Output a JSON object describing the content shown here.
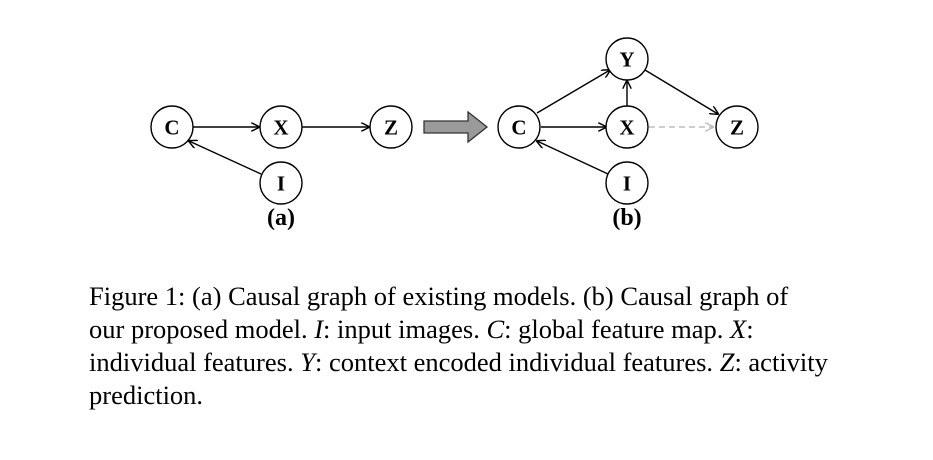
{
  "diagram": {
    "panel_a": {
      "label": "(a)",
      "nodes": {
        "C": "C",
        "X": "X",
        "Z": "Z",
        "I": "I"
      },
      "edges": [
        [
          "C",
          "X"
        ],
        [
          "X",
          "Z"
        ],
        [
          "I",
          "C"
        ]
      ]
    },
    "panel_b": {
      "label": "(b)",
      "nodes": {
        "C": "C",
        "X": "X",
        "Y": "Y",
        "Z": "Z",
        "I": "I"
      },
      "edges": [
        [
          "C",
          "X"
        ],
        [
          "C",
          "Y"
        ],
        [
          "X",
          "Y"
        ],
        [
          "Y",
          "Z"
        ],
        [
          "I",
          "C"
        ]
      ],
      "dashed_edges": [
        [
          "X",
          "Z"
        ]
      ]
    },
    "transition_arrow_color": "#9a9a9a",
    "dashed_edge_color": "#bdbdbd"
  },
  "caption": {
    "prefix": "Figure 1: (a) Causal graph of existing models. (b) Causal graph of our proposed model. ",
    "s1": "I",
    "t1": ": input images. ",
    "s2": "C",
    "t2": ": global feature map. ",
    "s3": "X",
    "t3": ": individual features. ",
    "s4": "Y",
    "t4": ": context encoded individual features. ",
    "s5": "Z",
    "t5": ": activity prediction."
  }
}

════════════════════

> [The task]:
Copy the material above exactly and drop the pictures.

> [Correct response]:
Output a JSON object describing the content shown here.
{
  "diagram": {
    "panel_a": {
      "label": "(a)",
      "nodes": {
        "C": "C",
        "X": "X",
        "Z": "Z",
        "I": "I"
      },
      "edges": [
        [
          "C",
          "X"
        ],
        [
          "X",
          "Z"
        ],
        [
          "I",
          "C"
        ]
      ]
    },
    "panel_b": {
      "label": "(b)",
      "nodes": {
        "C": "C",
        "X": "X",
        "Y": "Y",
        "Z": "Z",
        "I": "I"
      },
      "edges": [
        [
          "C",
          "X"
        ],
        [
          "C",
          "Y"
        ],
        [
          "X",
          "Y"
        ],
        [
          "Y",
          "Z"
        ],
        [
          "I",
          "C"
        ]
      ],
      "dashed_edges": [
        [
          "X",
          "Z"
        ]
      ]
    },
    "transition_arrow_color": "#9a9a9a",
    "dashed_edge_color": "#bdbdbd"
  },
  "caption": {
    "prefix": "Figure 1: (a) Causal graph of existing models. (b) Causal graph of our proposed model. ",
    "s1": "I",
    "t1": ": input images. ",
    "s2": "C",
    "t2": ": global feature map. ",
    "s3": "X",
    "t3": ": individual features. ",
    "s4": "Y",
    "t4": ": context encoded individual features. ",
    "s5": "Z",
    "t5": ": activity prediction."
  }
}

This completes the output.